WHAT IS BEING ASKED.
Retype the material in full, keeping every word the same.

RECORDS PROVIDED.
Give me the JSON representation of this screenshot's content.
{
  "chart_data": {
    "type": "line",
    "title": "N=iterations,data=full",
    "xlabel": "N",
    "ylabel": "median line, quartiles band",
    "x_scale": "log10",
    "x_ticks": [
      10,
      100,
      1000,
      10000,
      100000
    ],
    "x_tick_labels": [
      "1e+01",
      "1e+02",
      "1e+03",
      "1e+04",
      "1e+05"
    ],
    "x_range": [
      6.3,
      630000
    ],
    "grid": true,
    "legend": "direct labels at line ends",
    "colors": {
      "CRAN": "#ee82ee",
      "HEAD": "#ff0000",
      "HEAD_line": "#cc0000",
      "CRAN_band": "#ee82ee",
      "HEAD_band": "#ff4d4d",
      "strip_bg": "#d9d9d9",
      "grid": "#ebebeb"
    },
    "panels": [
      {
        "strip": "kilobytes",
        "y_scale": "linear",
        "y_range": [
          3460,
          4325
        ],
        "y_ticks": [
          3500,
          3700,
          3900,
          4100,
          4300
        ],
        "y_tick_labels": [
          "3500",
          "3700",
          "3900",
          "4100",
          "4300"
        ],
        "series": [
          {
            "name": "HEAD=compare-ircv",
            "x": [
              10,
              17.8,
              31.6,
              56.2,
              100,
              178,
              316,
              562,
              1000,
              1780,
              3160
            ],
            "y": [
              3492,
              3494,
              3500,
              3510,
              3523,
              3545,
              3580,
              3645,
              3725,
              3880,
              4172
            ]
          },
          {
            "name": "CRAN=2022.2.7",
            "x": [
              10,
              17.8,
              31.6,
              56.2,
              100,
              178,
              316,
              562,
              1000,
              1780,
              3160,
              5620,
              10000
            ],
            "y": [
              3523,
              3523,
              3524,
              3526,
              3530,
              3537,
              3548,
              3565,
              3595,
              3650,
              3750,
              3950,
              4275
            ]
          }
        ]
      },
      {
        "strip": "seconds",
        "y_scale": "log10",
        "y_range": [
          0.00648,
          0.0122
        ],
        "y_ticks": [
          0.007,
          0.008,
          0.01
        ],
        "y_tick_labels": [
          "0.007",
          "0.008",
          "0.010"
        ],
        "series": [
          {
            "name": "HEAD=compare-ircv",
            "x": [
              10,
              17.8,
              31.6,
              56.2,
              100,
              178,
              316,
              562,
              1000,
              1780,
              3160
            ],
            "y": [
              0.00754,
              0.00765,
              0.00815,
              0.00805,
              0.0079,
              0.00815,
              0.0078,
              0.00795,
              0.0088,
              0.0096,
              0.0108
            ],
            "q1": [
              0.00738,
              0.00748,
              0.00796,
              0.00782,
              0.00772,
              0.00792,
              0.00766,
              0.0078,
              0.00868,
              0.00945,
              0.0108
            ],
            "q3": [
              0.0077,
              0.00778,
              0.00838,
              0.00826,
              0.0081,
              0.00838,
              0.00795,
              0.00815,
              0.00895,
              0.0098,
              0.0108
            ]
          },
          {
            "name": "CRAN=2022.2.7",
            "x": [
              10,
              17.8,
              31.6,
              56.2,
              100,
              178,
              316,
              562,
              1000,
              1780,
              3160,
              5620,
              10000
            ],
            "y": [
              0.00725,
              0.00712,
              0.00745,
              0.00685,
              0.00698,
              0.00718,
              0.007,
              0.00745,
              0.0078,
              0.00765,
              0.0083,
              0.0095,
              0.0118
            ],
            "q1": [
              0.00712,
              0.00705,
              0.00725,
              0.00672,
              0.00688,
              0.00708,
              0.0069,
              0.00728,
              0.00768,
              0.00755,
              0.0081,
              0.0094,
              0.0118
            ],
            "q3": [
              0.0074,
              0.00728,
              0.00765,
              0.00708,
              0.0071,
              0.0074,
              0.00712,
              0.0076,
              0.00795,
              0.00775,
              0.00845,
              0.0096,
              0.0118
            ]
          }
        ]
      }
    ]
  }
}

ANSWER FOR THE TASK.
Give me the JSON representation of this screenshot's content.
{
  "chart_data": {
    "type": "line",
    "title": "N=iterations,data=full",
    "xlabel": "N",
    "ylabel": "median line, quartiles band",
    "x_scale": "log10",
    "x_ticks": [
      10,
      100,
      1000,
      10000,
      100000
    ],
    "x_tick_labels": [
      "1e+01",
      "1e+02",
      "1e+03",
      "1e+04",
      "1e+05"
    ],
    "x_range": [
      6.3,
      630000
    ],
    "grid": true,
    "legend": "direct labels at line ends",
    "colors": {
      "CRAN": "#ee82ee",
      "HEAD": "#ff0000",
      "HEAD_line": "#cc0000",
      "CRAN_band": "#ee82ee",
      "HEAD_band": "#ff4d4d",
      "strip_bg": "#d9d9d9",
      "grid": "#ebebeb"
    },
    "panels": [
      {
        "strip": "kilobytes",
        "y_scale": "linear",
        "y_range": [
          3460,
          4325
        ],
        "y_ticks": [
          3500,
          3700,
          3900,
          4100,
          4300
        ],
        "y_tick_labels": [
          "3500",
          "3700",
          "3900",
          "4100",
          "4300"
        ],
        "series": [
          {
            "name": "HEAD=compare-ircv",
            "x": [
              10,
              17.8,
              31.6,
              56.2,
              100,
              178,
              316,
              562,
              1000,
              1780,
              3160
            ],
            "y": [
              3492,
              3494,
              3500,
              3510,
              3523,
              3545,
              3580,
              3645,
              3725,
              3880,
              4172
            ]
          },
          {
            "name": "CRAN=2022.2.7",
            "x": [
              10,
              17.8,
              31.6,
              56.2,
              100,
              178,
              316,
              562,
              1000,
              1780,
              3160,
              5620,
              10000
            ],
            "y": [
              3523,
              3523,
              3524,
              3526,
              3530,
              3537,
              3548,
              3565,
              3595,
              3650,
              3750,
              3950,
              4275
            ]
          }
        ]
      },
      {
        "strip": "seconds",
        "y_scale": "log10",
        "y_range": [
          0.00648,
          0.0122
        ],
        "y_ticks": [
          0.007,
          0.008,
          0.01
        ],
        "y_tick_labels": [
          "0.007",
          "0.008",
          "0.010"
        ],
        "series": [
          {
            "name": "HEAD=compare-ircv",
            "x": [
              10,
              17.8,
              31.6,
              56.2,
              100,
              178,
              316,
              562,
              1000,
              1780,
              3160
            ],
            "y": [
              0.00754,
              0.00765,
              0.00815,
              0.00805,
              0.0079,
              0.00815,
              0.0078,
              0.00795,
              0.0088,
              0.0096,
              0.0108
            ],
            "q1": [
              0.00738,
              0.00748,
              0.00796,
              0.00782,
              0.00772,
              0.00792,
              0.00766,
              0.0078,
              0.00868,
              0.00945,
              0.0108
            ],
            "q3": [
              0.0077,
              0.00778,
              0.00838,
              0.00826,
              0.0081,
              0.00838,
              0.00795,
              0.00815,
              0.00895,
              0.0098,
              0.0108
            ]
          },
          {
            "name": "CRAN=2022.2.7",
            "x": [
              10,
              17.8,
              31.6,
              56.2,
              100,
              178,
              316,
              562,
              1000,
              1780,
              3160,
              5620,
              10000
            ],
            "y": [
              0.00725,
              0.00712,
              0.00745,
              0.00685,
              0.00698,
              0.00718,
              0.007,
              0.00745,
              0.0078,
              0.00765,
              0.0083,
              0.0095,
              0.0118
            ],
            "q1": [
              0.00712,
              0.00705,
              0.00725,
              0.00672,
              0.00688,
              0.00708,
              0.0069,
              0.00728,
              0.00768,
              0.00755,
              0.0081,
              0.0094,
              0.0118
            ],
            "q3": [
              0.0074,
              0.00728,
              0.00765,
              0.00708,
              0.0071,
              0.0074,
              0.00712,
              0.0076,
              0.00795,
              0.00775,
              0.00845,
              0.0096,
              0.0118
            ]
          }
        ]
      }
    ]
  }
}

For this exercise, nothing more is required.